Extract the full listing below without altering a single character.

[Stored data]
* Start *
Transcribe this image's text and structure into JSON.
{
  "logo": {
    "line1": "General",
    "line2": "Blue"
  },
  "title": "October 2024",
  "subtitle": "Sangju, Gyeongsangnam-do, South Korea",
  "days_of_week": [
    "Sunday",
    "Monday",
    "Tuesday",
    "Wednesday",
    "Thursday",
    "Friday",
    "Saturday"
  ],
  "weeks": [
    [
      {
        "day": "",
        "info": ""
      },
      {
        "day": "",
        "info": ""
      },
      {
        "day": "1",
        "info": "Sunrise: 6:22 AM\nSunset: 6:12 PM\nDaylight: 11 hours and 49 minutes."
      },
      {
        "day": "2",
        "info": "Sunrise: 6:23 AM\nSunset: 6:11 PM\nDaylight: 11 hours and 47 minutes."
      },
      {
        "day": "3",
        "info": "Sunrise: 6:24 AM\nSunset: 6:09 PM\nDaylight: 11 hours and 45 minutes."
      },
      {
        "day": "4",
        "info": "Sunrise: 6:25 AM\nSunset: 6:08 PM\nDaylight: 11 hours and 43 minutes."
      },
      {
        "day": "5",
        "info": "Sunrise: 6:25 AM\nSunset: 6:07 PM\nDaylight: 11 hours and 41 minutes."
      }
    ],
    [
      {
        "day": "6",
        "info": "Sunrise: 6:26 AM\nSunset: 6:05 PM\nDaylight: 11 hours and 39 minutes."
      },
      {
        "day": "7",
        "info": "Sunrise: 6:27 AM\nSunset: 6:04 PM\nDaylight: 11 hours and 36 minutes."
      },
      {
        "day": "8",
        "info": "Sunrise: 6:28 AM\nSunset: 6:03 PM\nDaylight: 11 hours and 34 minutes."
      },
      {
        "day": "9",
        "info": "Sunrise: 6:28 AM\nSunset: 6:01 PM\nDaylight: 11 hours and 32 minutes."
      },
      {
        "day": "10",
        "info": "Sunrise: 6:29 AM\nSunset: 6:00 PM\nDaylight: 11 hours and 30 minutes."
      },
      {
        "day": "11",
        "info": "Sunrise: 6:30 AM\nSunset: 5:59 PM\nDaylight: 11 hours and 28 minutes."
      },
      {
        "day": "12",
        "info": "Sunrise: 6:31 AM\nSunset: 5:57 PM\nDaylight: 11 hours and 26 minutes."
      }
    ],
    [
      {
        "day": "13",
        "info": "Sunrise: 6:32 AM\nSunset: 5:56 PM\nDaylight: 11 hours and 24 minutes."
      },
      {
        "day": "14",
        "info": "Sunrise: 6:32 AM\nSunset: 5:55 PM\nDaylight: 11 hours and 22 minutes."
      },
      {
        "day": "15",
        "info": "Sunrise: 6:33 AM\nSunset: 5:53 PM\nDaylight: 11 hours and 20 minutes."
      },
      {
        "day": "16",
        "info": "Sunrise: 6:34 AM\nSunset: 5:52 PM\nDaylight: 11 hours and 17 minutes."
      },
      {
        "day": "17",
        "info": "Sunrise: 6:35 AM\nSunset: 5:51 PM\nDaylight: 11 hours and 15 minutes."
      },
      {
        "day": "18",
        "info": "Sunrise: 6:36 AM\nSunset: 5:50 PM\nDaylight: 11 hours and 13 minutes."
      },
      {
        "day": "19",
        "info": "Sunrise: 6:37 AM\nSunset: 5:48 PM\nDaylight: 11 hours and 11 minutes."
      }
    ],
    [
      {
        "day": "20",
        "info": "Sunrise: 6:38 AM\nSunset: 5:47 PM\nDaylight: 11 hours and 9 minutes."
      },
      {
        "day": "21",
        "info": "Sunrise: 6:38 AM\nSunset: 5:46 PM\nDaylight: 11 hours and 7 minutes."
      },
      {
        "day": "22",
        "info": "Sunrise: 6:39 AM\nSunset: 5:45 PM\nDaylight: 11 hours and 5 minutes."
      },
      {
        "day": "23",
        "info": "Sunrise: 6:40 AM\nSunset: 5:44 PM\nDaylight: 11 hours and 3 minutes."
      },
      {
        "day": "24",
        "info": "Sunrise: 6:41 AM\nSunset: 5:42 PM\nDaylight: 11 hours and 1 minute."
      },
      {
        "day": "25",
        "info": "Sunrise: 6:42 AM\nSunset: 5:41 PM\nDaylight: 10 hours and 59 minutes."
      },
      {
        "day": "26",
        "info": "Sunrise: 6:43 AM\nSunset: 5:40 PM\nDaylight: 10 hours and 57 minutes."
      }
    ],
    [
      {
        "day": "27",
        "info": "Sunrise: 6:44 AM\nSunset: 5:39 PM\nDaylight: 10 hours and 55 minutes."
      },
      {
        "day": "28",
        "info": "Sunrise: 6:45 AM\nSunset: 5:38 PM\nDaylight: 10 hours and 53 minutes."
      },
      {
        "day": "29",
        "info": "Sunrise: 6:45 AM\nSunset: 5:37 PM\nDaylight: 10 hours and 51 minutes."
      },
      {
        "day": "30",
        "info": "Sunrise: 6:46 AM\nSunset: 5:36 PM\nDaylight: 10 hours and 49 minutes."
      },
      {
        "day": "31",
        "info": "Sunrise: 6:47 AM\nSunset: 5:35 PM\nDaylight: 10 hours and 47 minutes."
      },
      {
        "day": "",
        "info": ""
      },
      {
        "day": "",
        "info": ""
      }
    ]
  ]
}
* End *
### Full output
Transcribe this image's text and structure into JSON.
{
  "logo": {
    "line1": "General",
    "line2": "Blue"
  },
  "title": "October 2024",
  "subtitle": "Sangju, Gyeongsangnam-do, South Korea",
  "days_of_week": [
    "Sunday",
    "Monday",
    "Tuesday",
    "Wednesday",
    "Thursday",
    "Friday",
    "Saturday"
  ],
  "weeks": [
    [
      {
        "day": "",
        "info": ""
      },
      {
        "day": "",
        "info": ""
      },
      {
        "day": "1",
        "info": "Sunrise: 6:22 AM\nSunset: 6:12 PM\nDaylight: 11 hours and 49 minutes."
      },
      {
        "day": "2",
        "info": "Sunrise: 6:23 AM\nSunset: 6:11 PM\nDaylight: 11 hours and 47 minutes."
      },
      {
        "day": "3",
        "info": "Sunrise: 6:24 AM\nSunset: 6:09 PM\nDaylight: 11 hours and 45 minutes."
      },
      {
        "day": "4",
        "info": "Sunrise: 6:25 AM\nSunset: 6:08 PM\nDaylight: 11 hours and 43 minutes."
      },
      {
        "day": "5",
        "info": "Sunrise: 6:25 AM\nSunset: 6:07 PM\nDaylight: 11 hours and 41 minutes."
      }
    ],
    [
      {
        "day": "6",
        "info": "Sunrise: 6:26 AM\nSunset: 6:05 PM\nDaylight: 11 hours and 39 minutes."
      },
      {
        "day": "7",
        "info": "Sunrise: 6:27 AM\nSunset: 6:04 PM\nDaylight: 11 hours and 36 minutes."
      },
      {
        "day": "8",
        "info": "Sunrise: 6:28 AM\nSunset: 6:03 PM\nDaylight: 11 hours and 34 minutes."
      },
      {
        "day": "9",
        "info": "Sunrise: 6:28 AM\nSunset: 6:01 PM\nDaylight: 11 hours and 32 minutes."
      },
      {
        "day": "10",
        "info": "Sunrise: 6:29 AM\nSunset: 6:00 PM\nDaylight: 11 hours and 30 minutes."
      },
      {
        "day": "11",
        "info": "Sunrise: 6:30 AM\nSunset: 5:59 PM\nDaylight: 11 hours and 28 minutes."
      },
      {
        "day": "12",
        "info": "Sunrise: 6:31 AM\nSunset: 5:57 PM\nDaylight: 11 hours and 26 minutes."
      }
    ],
    [
      {
        "day": "13",
        "info": "Sunrise: 6:32 AM\nSunset: 5:56 PM\nDaylight: 11 hours and 24 minutes."
      },
      {
        "day": "14",
        "info": "Sunrise: 6:32 AM\nSunset: 5:55 PM\nDaylight: 11 hours and 22 minutes."
      },
      {
        "day": "15",
        "info": "Sunrise: 6:33 AM\nSunset: 5:53 PM\nDaylight: 11 hours and 20 minutes."
      },
      {
        "day": "16",
        "info": "Sunrise: 6:34 AM\nSunset: 5:52 PM\nDaylight: 11 hours and 17 minutes."
      },
      {
        "day": "17",
        "info": "Sunrise: 6:35 AM\nSunset: 5:51 PM\nDaylight: 11 hours and 15 minutes."
      },
      {
        "day": "18",
        "info": "Sunrise: 6:36 AM\nSunset: 5:50 PM\nDaylight: 11 hours and 13 minutes."
      },
      {
        "day": "19",
        "info": "Sunrise: 6:37 AM\nSunset: 5:48 PM\nDaylight: 11 hours and 11 minutes."
      }
    ],
    [
      {
        "day": "20",
        "info": "Sunrise: 6:38 AM\nSunset: 5:47 PM\nDaylight: 11 hours and 9 minutes."
      },
      {
        "day": "21",
        "info": "Sunrise: 6:38 AM\nSunset: 5:46 PM\nDaylight: 11 hours and 7 minutes."
      },
      {
        "day": "22",
        "info": "Sunrise: 6:39 AM\nSunset: 5:45 PM\nDaylight: 11 hours and 5 minutes."
      },
      {
        "day": "23",
        "info": "Sunrise: 6:40 AM\nSunset: 5:44 PM\nDaylight: 11 hours and 3 minutes."
      },
      {
        "day": "24",
        "info": "Sunrise: 6:41 AM\nSunset: 5:42 PM\nDaylight: 11 hours and 1 minute."
      },
      {
        "day": "25",
        "info": "Sunrise: 6:42 AM\nSunset: 5:41 PM\nDaylight: 10 hours and 59 minutes."
      },
      {
        "day": "26",
        "info": "Sunrise: 6:43 AM\nSunset: 5:40 PM\nDaylight: 10 hours and 57 minutes."
      }
    ],
    [
      {
        "day": "27",
        "info": "Sunrise: 6:44 AM\nSunset: 5:39 PM\nDaylight: 10 hours and 55 minutes."
      },
      {
        "day": "28",
        "info": "Sunrise: 6:45 AM\nSunset: 5:38 PM\nDaylight: 10 hours and 53 minutes."
      },
      {
        "day": "29",
        "info": "Sunrise: 6:45 AM\nSunset: 5:37 PM\nDaylight: 10 hours and 51 minutes."
      },
      {
        "day": "30",
        "info": "Sunrise: 6:46 AM\nSunset: 5:36 PM\nDaylight: 10 hours and 49 minutes."
      },
      {
        "day": "31",
        "info": "Sunrise: 6:47 AM\nSunset: 5:35 PM\nDaylight: 10 hours and 47 minutes."
      },
      {
        "day": "",
        "info": ""
      },
      {
        "day": "",
        "info": ""
      }
    ]
  ]
}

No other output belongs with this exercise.